* WHAT YOU WILL DO *
Leave out the pictures and repeat the rest of the material exactly.

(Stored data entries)
▽

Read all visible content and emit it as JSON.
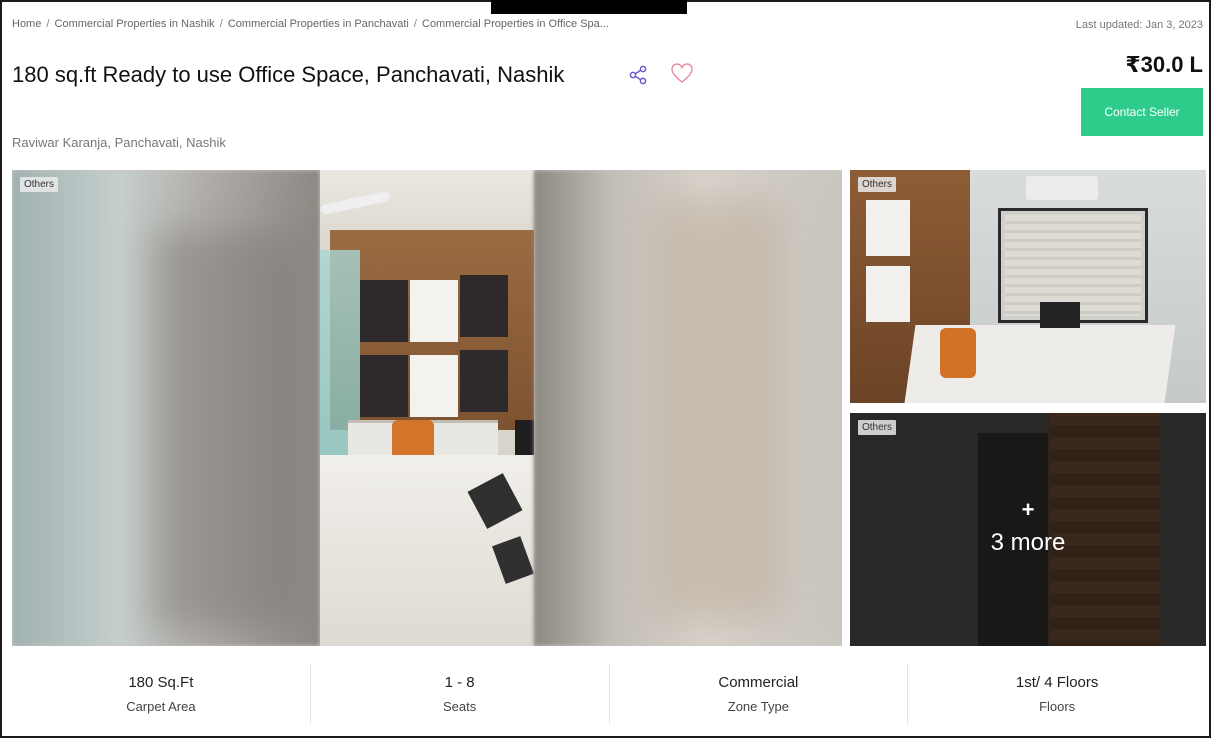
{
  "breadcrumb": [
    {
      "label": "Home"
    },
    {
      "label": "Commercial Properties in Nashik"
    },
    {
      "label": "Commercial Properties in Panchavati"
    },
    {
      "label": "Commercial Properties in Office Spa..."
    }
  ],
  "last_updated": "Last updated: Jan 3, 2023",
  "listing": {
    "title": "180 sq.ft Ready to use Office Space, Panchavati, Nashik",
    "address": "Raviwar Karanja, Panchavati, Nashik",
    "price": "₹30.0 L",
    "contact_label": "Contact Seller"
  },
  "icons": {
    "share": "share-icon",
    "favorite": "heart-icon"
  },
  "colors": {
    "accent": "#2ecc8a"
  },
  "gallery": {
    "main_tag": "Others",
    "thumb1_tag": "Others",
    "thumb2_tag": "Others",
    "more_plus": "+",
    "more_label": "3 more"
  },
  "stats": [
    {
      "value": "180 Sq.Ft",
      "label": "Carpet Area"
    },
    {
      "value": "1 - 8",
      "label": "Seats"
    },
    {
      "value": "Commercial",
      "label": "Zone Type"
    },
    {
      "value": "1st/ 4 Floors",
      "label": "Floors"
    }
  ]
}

△

* REPLY TO THE EXERCISE *
Read all visible content and emit it as JSON.
{
  "breadcrumb": [
    {
      "label": "Home"
    },
    {
      "label": "Commercial Properties in Nashik"
    },
    {
      "label": "Commercial Properties in Panchavati"
    },
    {
      "label": "Commercial Properties in Office Spa..."
    }
  ],
  "last_updated": "Last updated: Jan 3, 2023",
  "listing": {
    "title": "180 sq.ft Ready to use Office Space, Panchavati, Nashik",
    "address": "Raviwar Karanja, Panchavati, Nashik",
    "price": "₹30.0 L",
    "contact_label": "Contact Seller"
  },
  "icons": {
    "share": "share-icon",
    "favorite": "heart-icon"
  },
  "colors": {
    "accent": "#2ecc8a"
  },
  "gallery": {
    "main_tag": "Others",
    "thumb1_tag": "Others",
    "thumb2_tag": "Others",
    "more_plus": "+",
    "more_label": "3 more"
  },
  "stats": [
    {
      "value": "180 Sq.Ft",
      "label": "Carpet Area"
    },
    {
      "value": "1 - 8",
      "label": "Seats"
    },
    {
      "value": "Commercial",
      "label": "Zone Type"
    },
    {
      "value": "1st/ 4 Floors",
      "label": "Floors"
    }
  ]
}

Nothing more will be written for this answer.